_INSTRUCTIONS FOR THE TASK:_ Emit the data below verbatim, stripping out any pictures.
Start of GIVEN DATA
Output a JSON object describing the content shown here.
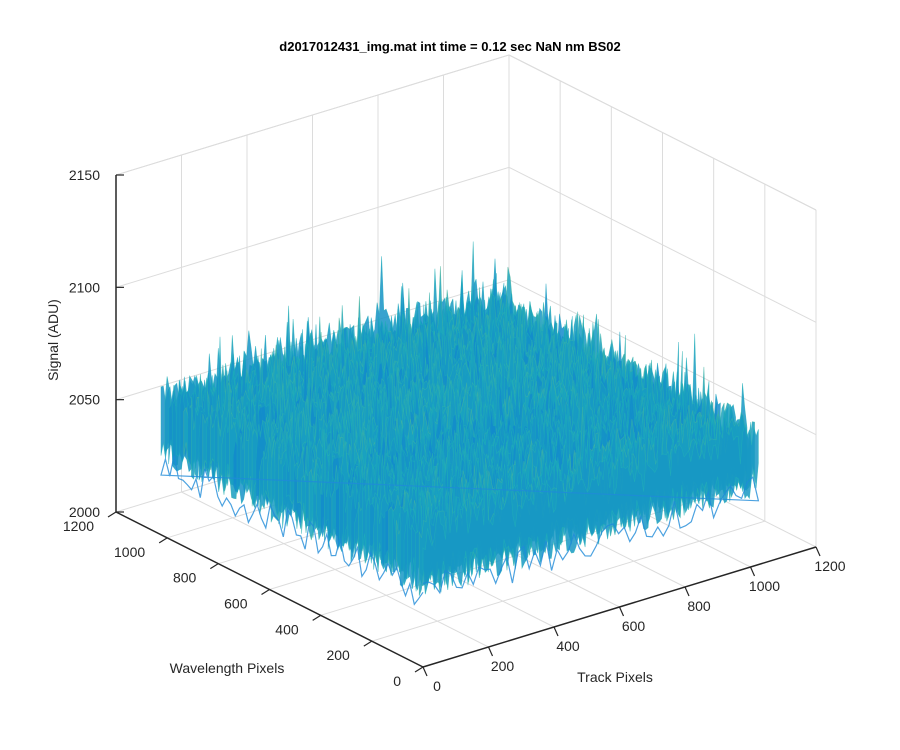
{
  "chart_data": {
    "type": "surface",
    "title": "d2017012431_img.mat int time = 0.12 sec  NaN nm BS02",
    "xlabel": "Track Pixels",
    "ylabel": "Wavelength Pixels",
    "zlabel": "Signal (ADU)",
    "xlim": [
      0,
      1200
    ],
    "ylim": [
      0,
      1200
    ],
    "zlim": [
      2000,
      2150
    ],
    "x_ticks": [
      "0",
      "200",
      "400",
      "600",
      "800",
      "1000",
      "1200"
    ],
    "y_ticks": [
      "0",
      "200",
      "400",
      "600",
      "800",
      "1000",
      "1200"
    ],
    "z_ticks": [
      "2000",
      "2050",
      "2100",
      "2150"
    ],
    "grid": true,
    "colormap": "parula",
    "data_extent": {
      "x": [
        0,
        1024
      ],
      "y": [
        0,
        1024
      ]
    },
    "signal_baseline": 2060,
    "signal_noise_range": [
      2030,
      2120
    ],
    "colors": {
      "low": "#0a72d8",
      "mid": "#1fb0b8",
      "high": "#d8c63a"
    }
  }
}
End of GIVEN DATA
_ANSWER FOR THIS EXERCISE:_
Output a JSON object describing the content shown here.
{
  "chart_data": {
    "type": "surface",
    "title": "d2017012431_img.mat int time = 0.12 sec  NaN nm BS02",
    "xlabel": "Track Pixels",
    "ylabel": "Wavelength Pixels",
    "zlabel": "Signal (ADU)",
    "xlim": [
      0,
      1200
    ],
    "ylim": [
      0,
      1200
    ],
    "zlim": [
      2000,
      2150
    ],
    "x_ticks": [
      "0",
      "200",
      "400",
      "600",
      "800",
      "1000",
      "1200"
    ],
    "y_ticks": [
      "0",
      "200",
      "400",
      "600",
      "800",
      "1000",
      "1200"
    ],
    "z_ticks": [
      "2000",
      "2050",
      "2100",
      "2150"
    ],
    "grid": true,
    "colormap": "parula",
    "data_extent": {
      "x": [
        0,
        1024
      ],
      "y": [
        0,
        1024
      ]
    },
    "signal_baseline": 2060,
    "signal_noise_range": [
      2030,
      2120
    ],
    "colors": {
      "low": "#0a72d8",
      "mid": "#1fb0b8",
      "high": "#d8c63a"
    }
  }
}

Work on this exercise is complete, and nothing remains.